(Saved entries)

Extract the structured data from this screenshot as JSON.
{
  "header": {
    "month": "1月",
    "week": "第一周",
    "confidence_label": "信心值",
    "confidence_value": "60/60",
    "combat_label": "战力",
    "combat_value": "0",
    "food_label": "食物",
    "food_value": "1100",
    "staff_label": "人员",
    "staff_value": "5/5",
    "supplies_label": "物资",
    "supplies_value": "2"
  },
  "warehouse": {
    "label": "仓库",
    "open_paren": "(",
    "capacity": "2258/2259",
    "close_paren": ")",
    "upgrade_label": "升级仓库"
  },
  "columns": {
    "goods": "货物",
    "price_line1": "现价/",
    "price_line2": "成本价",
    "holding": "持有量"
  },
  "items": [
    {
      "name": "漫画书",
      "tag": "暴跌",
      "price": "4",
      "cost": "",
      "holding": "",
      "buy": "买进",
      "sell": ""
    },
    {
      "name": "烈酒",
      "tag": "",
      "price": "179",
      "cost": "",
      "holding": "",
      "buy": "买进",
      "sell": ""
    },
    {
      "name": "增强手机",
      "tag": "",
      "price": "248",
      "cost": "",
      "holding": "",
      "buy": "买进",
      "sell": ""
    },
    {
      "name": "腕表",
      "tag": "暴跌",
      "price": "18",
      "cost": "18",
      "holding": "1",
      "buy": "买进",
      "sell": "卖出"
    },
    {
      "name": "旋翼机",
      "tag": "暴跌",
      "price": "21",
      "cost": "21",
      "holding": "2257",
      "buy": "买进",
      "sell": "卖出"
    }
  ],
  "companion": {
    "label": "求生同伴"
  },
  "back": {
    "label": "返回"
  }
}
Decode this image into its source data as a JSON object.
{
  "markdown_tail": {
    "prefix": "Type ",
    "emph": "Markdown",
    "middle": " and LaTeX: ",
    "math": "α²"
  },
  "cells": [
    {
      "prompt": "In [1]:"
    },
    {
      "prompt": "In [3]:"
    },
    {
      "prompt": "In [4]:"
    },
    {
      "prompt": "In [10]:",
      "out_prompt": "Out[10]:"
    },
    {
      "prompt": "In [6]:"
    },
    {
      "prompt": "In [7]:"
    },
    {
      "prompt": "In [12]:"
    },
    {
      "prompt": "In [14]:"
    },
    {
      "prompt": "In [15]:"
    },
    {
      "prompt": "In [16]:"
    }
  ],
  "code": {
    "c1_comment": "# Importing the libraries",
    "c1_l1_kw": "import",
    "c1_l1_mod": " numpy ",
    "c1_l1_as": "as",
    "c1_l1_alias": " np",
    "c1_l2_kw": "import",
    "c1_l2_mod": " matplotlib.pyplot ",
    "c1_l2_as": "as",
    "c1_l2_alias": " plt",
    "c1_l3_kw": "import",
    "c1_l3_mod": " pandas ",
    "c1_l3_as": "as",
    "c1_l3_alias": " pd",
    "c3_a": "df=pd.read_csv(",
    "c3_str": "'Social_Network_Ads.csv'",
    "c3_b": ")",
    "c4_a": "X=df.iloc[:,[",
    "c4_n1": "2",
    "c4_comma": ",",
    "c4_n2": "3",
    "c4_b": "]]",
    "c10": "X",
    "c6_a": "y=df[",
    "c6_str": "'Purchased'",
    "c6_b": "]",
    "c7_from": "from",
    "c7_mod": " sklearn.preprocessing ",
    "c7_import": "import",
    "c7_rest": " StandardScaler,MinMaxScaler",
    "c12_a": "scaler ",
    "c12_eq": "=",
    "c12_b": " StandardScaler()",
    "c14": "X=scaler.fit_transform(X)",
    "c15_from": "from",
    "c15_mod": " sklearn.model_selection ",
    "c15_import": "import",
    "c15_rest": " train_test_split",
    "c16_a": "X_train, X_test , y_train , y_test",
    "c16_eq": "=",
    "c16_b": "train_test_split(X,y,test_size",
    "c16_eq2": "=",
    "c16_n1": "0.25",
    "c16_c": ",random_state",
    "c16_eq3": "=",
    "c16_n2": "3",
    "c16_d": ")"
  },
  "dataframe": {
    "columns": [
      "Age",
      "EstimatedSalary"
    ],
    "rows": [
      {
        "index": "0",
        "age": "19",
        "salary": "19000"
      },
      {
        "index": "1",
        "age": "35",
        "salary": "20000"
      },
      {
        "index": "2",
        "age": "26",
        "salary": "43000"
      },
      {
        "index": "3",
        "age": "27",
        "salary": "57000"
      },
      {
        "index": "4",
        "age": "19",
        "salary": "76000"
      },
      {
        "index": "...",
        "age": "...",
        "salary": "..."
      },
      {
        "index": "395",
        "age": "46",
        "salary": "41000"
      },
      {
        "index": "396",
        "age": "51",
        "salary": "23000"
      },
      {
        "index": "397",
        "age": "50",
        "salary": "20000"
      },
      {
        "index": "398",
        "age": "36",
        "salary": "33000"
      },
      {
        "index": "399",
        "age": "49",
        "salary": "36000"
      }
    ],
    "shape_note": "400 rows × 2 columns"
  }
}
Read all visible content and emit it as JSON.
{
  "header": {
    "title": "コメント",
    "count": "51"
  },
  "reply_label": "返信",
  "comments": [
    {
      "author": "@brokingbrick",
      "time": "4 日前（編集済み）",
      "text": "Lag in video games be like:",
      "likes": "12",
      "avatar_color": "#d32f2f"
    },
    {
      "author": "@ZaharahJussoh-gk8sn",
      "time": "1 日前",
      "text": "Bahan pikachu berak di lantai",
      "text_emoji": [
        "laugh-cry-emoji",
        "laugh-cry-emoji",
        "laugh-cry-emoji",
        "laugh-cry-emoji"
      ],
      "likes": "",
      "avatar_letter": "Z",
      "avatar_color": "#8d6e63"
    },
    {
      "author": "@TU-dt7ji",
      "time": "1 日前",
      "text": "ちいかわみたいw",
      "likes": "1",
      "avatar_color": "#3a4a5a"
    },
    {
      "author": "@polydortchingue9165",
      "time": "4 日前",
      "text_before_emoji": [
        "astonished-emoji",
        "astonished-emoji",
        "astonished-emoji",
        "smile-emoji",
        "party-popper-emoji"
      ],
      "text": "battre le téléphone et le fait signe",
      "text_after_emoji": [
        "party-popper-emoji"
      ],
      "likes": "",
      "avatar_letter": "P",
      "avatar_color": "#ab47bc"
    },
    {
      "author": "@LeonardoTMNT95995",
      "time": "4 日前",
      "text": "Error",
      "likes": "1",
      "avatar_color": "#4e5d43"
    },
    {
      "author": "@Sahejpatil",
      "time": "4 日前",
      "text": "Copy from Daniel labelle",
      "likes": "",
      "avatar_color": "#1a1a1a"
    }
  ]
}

**EXERCISE REQUIREMENTS**
Repeat all the entries word for word.

**PROBLEM SOLUTION**
Extract the structured data from this screenshot as JSON.
{
  "header": {
    "month": "1月",
    "week": "第一周",
    "confidence_label": "信心值",
    "confidence_value": "60/60",
    "combat_label": "战力",
    "combat_value": "0",
    "food_label": "食物",
    "food_value": "1100",
    "staff_label": "人员",
    "staff_value": "5/5",
    "supplies_label": "物资",
    "supplies_value": "2"
  },
  "warehouse": {
    "label": "仓库",
    "open_paren": "(",
    "capacity": "2258/2259",
    "close_paren": ")",
    "upgrade_label": "升级仓库"
  },
  "columns": {
    "goods": "货物",
    "price_line1": "现价/",
    "price_line2": "成本价",
    "holding": "持有量"
  },
  "items": [
    {
      "name": "漫画书",
      "tag": "暴跌",
      "price": "4",
      "cost": "",
      "holding": "",
      "buy": "买进",
      "sell": ""
    },
    {
      "name": "烈酒",
      "tag": "",
      "price": "179",
      "cost": "",
      "holding": "",
      "buy": "买进",
      "sell": ""
    },
    {
      "name": "增强手机",
      "tag": "",
      "price": "248",
      "cost": "",
      "holding": "",
      "buy": "买进",
      "sell": ""
    },
    {
      "name": "腕表",
      "tag": "暴跌",
      "price": "18",
      "cost": "18",
      "holding": "1",
      "buy": "买进",
      "sell": "卖出"
    },
    {
      "name": "旋翼机",
      "tag": "暴跌",
      "price": "21",
      "cost": "21",
      "holding": "2257",
      "buy": "买进",
      "sell": "卖出"
    }
  ],
  "companion": {
    "label": "求生同伴"
  },
  "back": {
    "label": "返回"
  }
}
Decode this image into its source data as a JSON object.
{
  "markdown_tail": {
    "prefix": "Type ",
    "emph": "Markdown",
    "middle": " and LaTeX: ",
    "math": "α²"
  },
  "cells": [
    {
      "prompt": "In [1]:"
    },
    {
      "prompt": "In [3]:"
    },
    {
      "prompt": "In [4]:"
    },
    {
      "prompt": "In [10]:",
      "out_prompt": "Out[10]:"
    },
    {
      "prompt": "In [6]:"
    },
    {
      "prompt": "In [7]:"
    },
    {
      "prompt": "In [12]:"
    },
    {
      "prompt": "In [14]:"
    },
    {
      "prompt": "In [15]:"
    },
    {
      "prompt": "In [16]:"
    }
  ],
  "code": {
    "c1_comment": "# Importing the libraries",
    "c1_l1_kw": "import",
    "c1_l1_mod": " numpy ",
    "c1_l1_as": "as",
    "c1_l1_alias": " np",
    "c1_l2_kw": "import",
    "c1_l2_mod": " matplotlib.pyplot ",
    "c1_l2_as": "as",
    "c1_l2_alias": " plt",
    "c1_l3_kw": "import",
    "c1_l3_mod": " pandas ",
    "c1_l3_as": "as",
    "c1_l3_alias": " pd",
    "c3_a": "df=pd.read_csv(",
    "c3_str": "'Social_Network_Ads.csv'",
    "c3_b": ")",
    "c4_a": "X=df.iloc[:,[",
    "c4_n1": "2",
    "c4_comma": ",",
    "c4_n2": "3",
    "c4_b": "]]",
    "c10": "X",
    "c6_a": "y=df[",
    "c6_str": "'Purchased'",
    "c6_b": "]",
    "c7_from": "from",
    "c7_mod": " sklearn.preprocessing ",
    "c7_import": "import",
    "c7_rest": " StandardScaler,MinMaxScaler",
    "c12_a": "scaler ",
    "c12_eq": "=",
    "c12_b": " StandardScaler()",
    "c14": "X=scaler.fit_transform(X)",
    "c15_from": "from",
    "c15_mod": " sklearn.model_selection ",
    "c15_import": "import",
    "c15_rest": " train_test_split",
    "c16_a": "X_train, X_test , y_train , y_test",
    "c16_eq": "=",
    "c16_b": "train_test_split(X,y,test_size",
    "c16_eq2": "=",
    "c16_n1": "0.25",
    "c16_c": ",random_state",
    "c16_eq3": "=",
    "c16_n2": "3",
    "c16_d": ")"
  },
  "dataframe": {
    "columns": [
      "Age",
      "EstimatedSalary"
    ],
    "rows": [
      {
        "index": "0",
        "age": "19",
        "salary": "19000"
      },
      {
        "index": "1",
        "age": "35",
        "salary": "20000"
      },
      {
        "index": "2",
        "age": "26",
        "salary": "43000"
      },
      {
        "index": "3",
        "age": "27",
        "salary": "57000"
      },
      {
        "index": "4",
        "age": "19",
        "salary": "76000"
      },
      {
        "index": "...",
        "age": "...",
        "salary": "..."
      },
      {
        "index": "395",
        "age": "46",
        "salary": "41000"
      },
      {
        "index": "396",
        "age": "51",
        "salary": "23000"
      },
      {
        "index": "397",
        "age": "50",
        "salary": "20000"
      },
      {
        "index": "398",
        "age": "36",
        "salary": "33000"
      },
      {
        "index": "399",
        "age": "49",
        "salary": "36000"
      }
    ],
    "shape_note": "400 rows × 2 columns"
  }
}
Read all visible content and emit it as JSON.
{
  "header": {
    "title": "コメント",
    "count": "51"
  },
  "reply_label": "返信",
  "comments": [
    {
      "author": "@brokingbrick",
      "time": "4 日前（編集済み）",
      "text": "Lag in video games be like:",
      "likes": "12",
      "avatar_color": "#d32f2f"
    },
    {
      "author": "@ZaharahJussoh-gk8sn",
      "time": "1 日前",
      "text": "Bahan pikachu berak di lantai",
      "text_emoji": [
        "laugh-cry-emoji",
        "laugh-cry-emoji",
        "laugh-cry-emoji",
        "laugh-cry-emoji"
      ],
      "likes": "",
      "avatar_letter": "Z",
      "avatar_color": "#8d6e63"
    },
    {
      "author": "@TU-dt7ji",
      "time": "1 日前",
      "text": "ちいかわみたいw",
      "likes": "1",
      "avatar_color": "#3a4a5a"
    },
    {
      "author": "@polydortchingue9165",
      "time": "4 日前",
      "text_before_emoji": [
        "astonished-emoji",
        "astonished-emoji",
        "astonished-emoji",
        "smile-emoji",
        "party-popper-emoji"
      ],
      "text": "battre le téléphone et le fait signe",
      "text_after_emoji": [
        "party-popper-emoji"
      ],
      "likes": "",
      "avatar_letter": "P",
      "avatar_color": "#ab47bc"
    },
    {
      "author": "@LeonardoTMNT95995",
      "time": "4 日前",
      "text": "Error",
      "likes": "1",
      "avatar_color": "#4e5d43"
    },
    {
      "author": "@Sahejpatil",
      "time": "4 日前",
      "text": "Copy from Daniel labelle",
      "likes": "",
      "avatar_color": "#1a1a1a"
    }
  ]
}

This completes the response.